(DATA FOR THIS TASK)
□ □ □
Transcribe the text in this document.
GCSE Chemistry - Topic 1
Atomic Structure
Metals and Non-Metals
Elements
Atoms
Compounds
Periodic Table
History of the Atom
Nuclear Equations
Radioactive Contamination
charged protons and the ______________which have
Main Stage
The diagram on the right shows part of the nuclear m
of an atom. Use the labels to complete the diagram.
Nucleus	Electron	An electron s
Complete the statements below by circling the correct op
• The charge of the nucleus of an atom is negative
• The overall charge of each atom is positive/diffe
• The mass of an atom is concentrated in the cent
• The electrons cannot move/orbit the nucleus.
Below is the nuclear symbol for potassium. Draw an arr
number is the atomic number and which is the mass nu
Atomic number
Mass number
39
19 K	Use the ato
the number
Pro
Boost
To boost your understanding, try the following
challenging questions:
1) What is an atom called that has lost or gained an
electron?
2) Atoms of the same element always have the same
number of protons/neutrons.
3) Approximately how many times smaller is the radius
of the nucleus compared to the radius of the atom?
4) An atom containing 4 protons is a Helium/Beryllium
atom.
□ □ □
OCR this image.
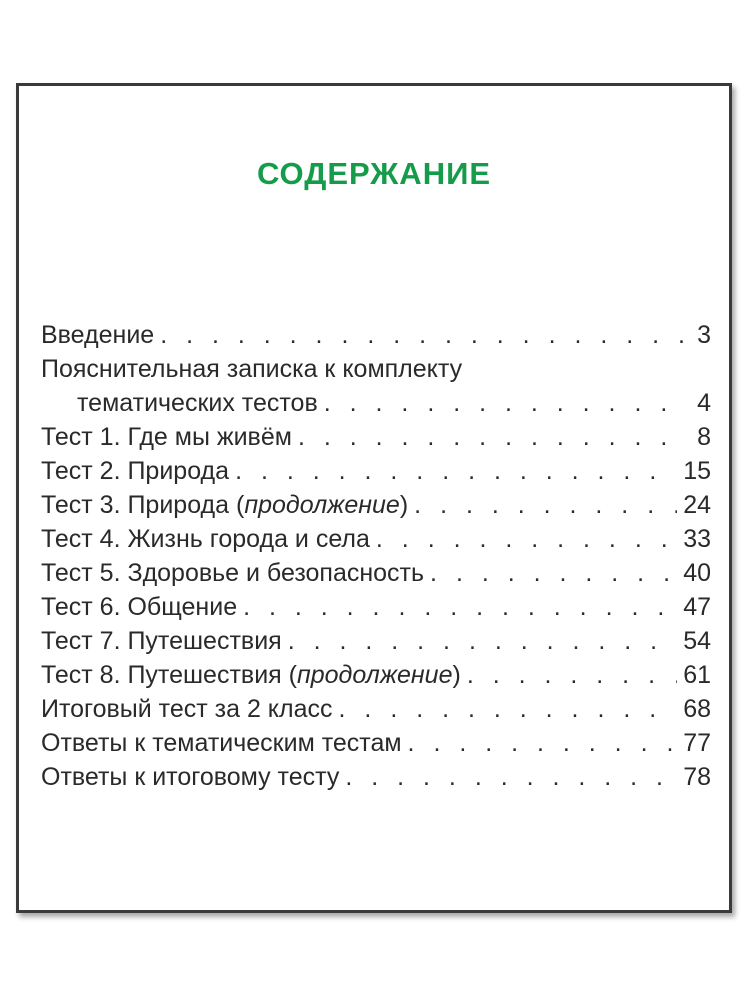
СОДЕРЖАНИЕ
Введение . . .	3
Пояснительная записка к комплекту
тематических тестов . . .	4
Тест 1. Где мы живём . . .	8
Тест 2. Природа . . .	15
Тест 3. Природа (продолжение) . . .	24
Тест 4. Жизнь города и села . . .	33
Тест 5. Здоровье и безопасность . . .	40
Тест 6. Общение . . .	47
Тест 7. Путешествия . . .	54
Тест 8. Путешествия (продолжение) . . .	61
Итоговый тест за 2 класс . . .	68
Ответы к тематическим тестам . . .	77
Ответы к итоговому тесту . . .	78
□ □ □
(THE PROBLEM) Show every line in the entries where the string "Путешествия" occurs.

(RESULT FOR THIS TASK)
Тест 7. Путешествия . . .	54
Тест 8. Путешествия (продолжение) . . .	61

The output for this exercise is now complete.